Dataset items

(begin)

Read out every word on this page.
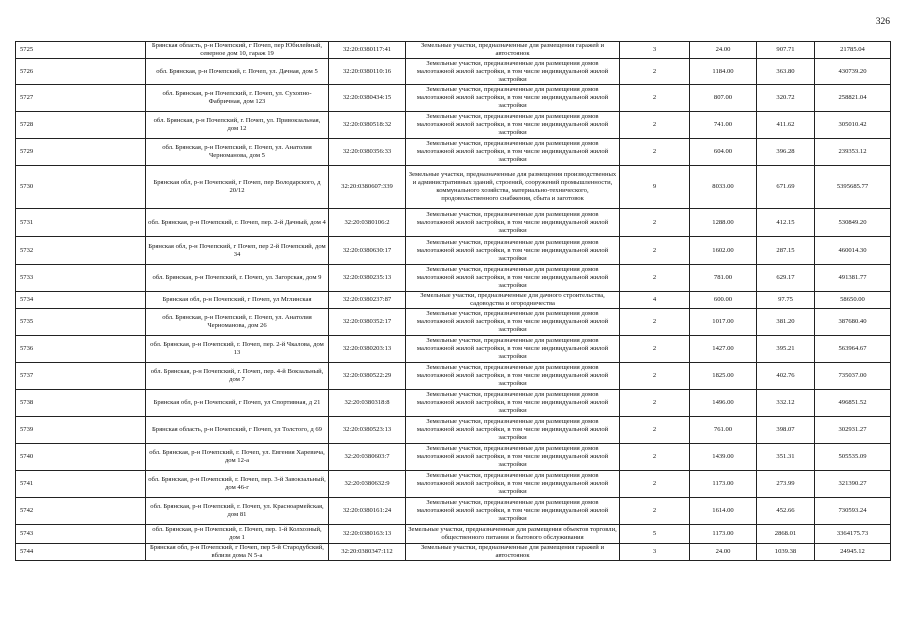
326
5725	Брянская область, р-н Почепский, г Почеп, пер Юбилейный, северное дом 10, гараж 19	32:20:0380117:41	Земельные участки, предназначенные для размещения гаражей и автостоянок	3	24.00	907.71	21785.04
5726	обл. Брянская, р-н Почепский, г. Почеп, ул. Дачная, дом 5	32:20:0380110:16	Земельные участки, предназначенные для размещения домов малоэтажной жилой застройки, в том числе индивидуальной жилой застройки	2	1184.00	363.80	430739.20
5727	обл. Брянская, р-н Почепский, г. Почеп, ул. Сухопно-Фабричная, дом 123	32:20:0380434:15	Земельные участки, предназначенные для размещения домов малоэтажной жилой застройки, в том числе индивидуальной жилой застройки	2	807.00	320.72	258821.04
5728	обл. Брянская, р-н Почепский, г. Почеп, ул. Привокзальная, дом 12	32:20:0380518:32	Земельные участки, предназначенные для размещения домов малоэтажной жилой застройки, в том числе индивидуальной жилой застройки	2	741.00	411.62	305010.42
5729	обл. Брянская, р-н Почепский, г. Почеп, ул. Анатолия Черноманова, дом 5	32:20:0380356:33	Земельные участки, предназначенные для размещения домов малоэтажной жилой застройки, в том числе индивидуальной жилой застройки	2	604.00	396.28	239353.12
5730	Брянская обл, р-н Почепский, г Почеп, пер Володарского, д 20/12	32:20:0380607:339	Земельные участки, предназначенные для размещения производственных и административных зданий, строений, сооружений промышленности, коммунального хозяйства, материально-технического, продовольственного снабжения, сбыта и заготовок	9	8033.00	671.69	5395685.77
5731	обл. Брянская, р-н Почепский, г. Почеп, пер. 2-й Дачный, дом 4	32:20:0380106:2	Земельные участки, предназначенные для размещения домов малоэтажной жилой застройки, в том числе индивидуальной жилой застройки	2	1288.00	412.15	530849.20
5732	Брянская обл, р-н Почепский, г Почеп, пер 2-й Почепский, дом 34	32:20:0380630:17	Земельные участки, предназначенные для размещения домов малоэтажной жилой застройки, в том числе индивидуальной жилой застройки	2	1602.00	287.15	460014.30
5733	обл. Брянская, р-н Почепский, г. Почеп, ул. Загорская, дом 9	32:20:0380235:13	Земельные участки, предназначенные для размещения домов малоэтажной жилой застройки, в том числе индивидуальной жилой застройки	2	781.00	629.17	491381.77
5734	Брянская обл, р-н Почепский, г Почеп, ул Мглинская	32:20:0380237:87	Земельные участки, предназначенные для дачного строительства, садоводства и огородничества	4	600.00	97.75	58650.00
5735	обл. Брянская, р-н Почепский, г. Почеп, ул. Анатолия Черноманова, дом 26	32:20:0380352:17	Земельные участки, предназначенные для размещения домов малоэтажной жилой застройки, в том числе индивидуальной жилой застройки	2	1017.00	381.20	387680.40
5736	обл. Брянская, р-н Почепский, г. Почеп, пер. 2-й Чкалова, дом 13	32:20:0380203:13	Земельные участки, предназначенные для размещения домов малоэтажной жилой застройки, в том числе индивидуальной жилой застройки	2	1427.00	395.21	563964.67
5737	обл. Брянская, р-н Почепский, г. Почеп, пер. 4-й Вокзальный, дом 7	32:20:0380522:29	Земельные участки, предназначенные для размещения домов малоэтажной жилой застройки, в том числе индивидуальной жилой застройки	2	1825.00	402.76	735037.00
5738	Брянская обл, р-н Почепский, г Почеп, ул Спортивная, д 21	32:20:0380318:8	Земельные участки, предназначенные для размещения домов малоэтажной жилой застройки, в том числе индивидуальной жилой застройки	2	1496.00	332.12	496851.52
5739	Брянская область, р-н Почепский, г Почеп, ул Толстого, д 69	32:20:0380523:13	Земельные участки, предназначенные для размещения домов малоэтажной жилой застройки, в том числе индивидуальной жилой застройки	2	761.00	398.07	302931.27
5740	обл. Брянская, р-н Почепский, г. Почеп, ул. Евгения Харевича, дом 12-а	32:20:0380603:7	Земельные участки, предназначенные для размещения домов малоэтажной жилой застройки, в том числе индивидуальной жилой застройки	2	1439.00	351.31	505535.09
5741	обл. Брянская, р-н Почепский, г. Почеп, пер. 3-й Завокзальный, дом 46-г	32:20:0380632:9	Земельные участки, предназначенные для размещения домов малоэтажной жилой застройки, в том числе индивидуальной жилой застройки	2	1173.00	273.99	321390.27
5742	обл. Брянская, р-н Почепский, г. Почеп, ул. Красноармейская, дом 81	32:20:0380161:24	Земельные участки, предназначенные для размещения домов малоэтажной жилой застройки, в том числе индивидуальной жилой застройки	2	1614.00	452.66	730593.24
5743	обл. Брянская, р-н Почепский, г. Почеп, пер. 1-й Колхозный, дом 1	32:20:0380163:13	Земельные участки, предназначенные для размещения объектов торговли, общественного питания и бытового обслуживания	5	1173.00	2868.01	3364175.73
5744	Брянская обл, р-н Почепский, г Почеп, пер 5-й Стародубский, вблизи дома N 5-а	32:20:0380347:112	Земельные участки, предназначенные для размещения гаражей и автостоянок	3	24.00	1039.38	24945.12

(end)

● Your objective: Set each line of the records down exactly, leaving every picture out.

● Full solution:
Read out every word on this page.
326
5725	Брянская область, р-н Почепский, г Почеп, пер Юбилейный, северное дом 10, гараж 19	32:20:0380117:41	Земельные участки, предназначенные для размещения гаражей и автостоянок	3	24.00	907.71	21785.04
5726	обл. Брянская, р-н Почепский, г. Почеп, ул. Дачная, дом 5	32:20:0380110:16	Земельные участки, предназначенные для размещения домов малоэтажной жилой застройки, в том числе индивидуальной жилой застройки	2	1184.00	363.80	430739.20
5727	обл. Брянская, р-н Почепский, г. Почеп, ул. Сухопно-Фабричная, дом 123	32:20:0380434:15	Земельные участки, предназначенные для размещения домов малоэтажной жилой застройки, в том числе индивидуальной жилой застройки	2	807.00	320.72	258821.04
5728	обл. Брянская, р-н Почепский, г. Почеп, ул. Привокзальная, дом 12	32:20:0380518:32	Земельные участки, предназначенные для размещения домов малоэтажной жилой застройки, в том числе индивидуальной жилой застройки	2	741.00	411.62	305010.42
5729	обл. Брянская, р-н Почепский, г. Почеп, ул. Анатолия Черноманова, дом 5	32:20:0380356:33	Земельные участки, предназначенные для размещения домов малоэтажной жилой застройки, в том числе индивидуальной жилой застройки	2	604.00	396.28	239353.12
5730	Брянская обл, р-н Почепский, г Почеп, пер Володарского, д 20/12	32:20:0380607:339	Земельные участки, предназначенные для размещения производственных и административных зданий, строений, сооружений промышленности, коммунального хозяйства, материально-технического, продовольственного снабжения, сбыта и заготовок	9	8033.00	671.69	5395685.77
5731	обл. Брянская, р-н Почепский, г. Почеп, пер. 2-й Дачный, дом 4	32:20:0380106:2	Земельные участки, предназначенные для размещения домов малоэтажной жилой застройки, в том числе индивидуальной жилой застройки	2	1288.00	412.15	530849.20
5732	Брянская обл, р-н Почепский, г Почеп, пер 2-й Почепский, дом 34	32:20:0380630:17	Земельные участки, предназначенные для размещения домов малоэтажной жилой застройки, в том числе индивидуальной жилой застройки	2	1602.00	287.15	460014.30
5733	обл. Брянская, р-н Почепский, г. Почеп, ул. Загорская, дом 9	32:20:0380235:13	Земельные участки, предназначенные для размещения домов малоэтажной жилой застройки, в том числе индивидуальной жилой застройки	2	781.00	629.17	491381.77
5734	Брянская обл, р-н Почепский, г Почеп, ул Мглинская	32:20:0380237:87	Земельные участки, предназначенные для дачного строительства, садоводства и огородничества	4	600.00	97.75	58650.00
5735	обл. Брянская, р-н Почепский, г. Почеп, ул. Анатолия Черноманова, дом 26	32:20:0380352:17	Земельные участки, предназначенные для размещения домов малоэтажной жилой застройки, в том числе индивидуальной жилой застройки	2	1017.00	381.20	387680.40
5736	обл. Брянская, р-н Почепский, г. Почеп, пер. 2-й Чкалова, дом 13	32:20:0380203:13	Земельные участки, предназначенные для размещения домов малоэтажной жилой застройки, в том числе индивидуальной жилой застройки	2	1427.00	395.21	563964.67
5737	обл. Брянская, р-н Почепский, г. Почеп, пер. 4-й Вокзальный, дом 7	32:20:0380522:29	Земельные участки, предназначенные для размещения домов малоэтажной жилой застройки, в том числе индивидуальной жилой застройки	2	1825.00	402.76	735037.00
5738	Брянская обл, р-н Почепский, г Почеп, ул Спортивная, д 21	32:20:0380318:8	Земельные участки, предназначенные для размещения домов малоэтажной жилой застройки, в том числе индивидуальной жилой застройки	2	1496.00	332.12	496851.52
5739	Брянская область, р-н Почепский, г Почеп, ул Толстого, д 69	32:20:0380523:13	Земельные участки, предназначенные для размещения домов малоэтажной жилой застройки, в том числе индивидуальной жилой застройки	2	761.00	398.07	302931.27
5740	обл. Брянская, р-н Почепский, г. Почеп, ул. Евгения Харевича, дом 12-а	32:20:0380603:7	Земельные участки, предназначенные для размещения домов малоэтажной жилой застройки, в том числе индивидуальной жилой застройки	2	1439.00	351.31	505535.09
5741	обл. Брянская, р-н Почепский, г. Почеп, пер. 3-й Завокзальный, дом 46-г	32:20:0380632:9	Земельные участки, предназначенные для размещения домов малоэтажной жилой застройки, в том числе индивидуальной жилой застройки	2	1173.00	273.99	321390.27
5742	обл. Брянская, р-н Почепский, г. Почеп, ул. Красноармейская, дом 81	32:20:0380161:24	Земельные участки, предназначенные для размещения домов малоэтажной жилой застройки, в том числе индивидуальной жилой застройки	2	1614.00	452.66	730593.24
5743	обл. Брянская, р-н Почепский, г. Почеп, пер. 1-й Колхозный, дом 1	32:20:0380163:13	Земельные участки, предназначенные для размещения объектов торговли, общественного питания и бытового обслуживания	5	1173.00	2868.01	3364175.73
5744	Брянская обл, р-н Почепский, г Почеп, пер 5-й Стародубский, вблизи дома N 5-а	32:20:0380347:112	Земельные участки, предназначенные для размещения гаражей и автостоянок	3	24.00	1039.38	24945.12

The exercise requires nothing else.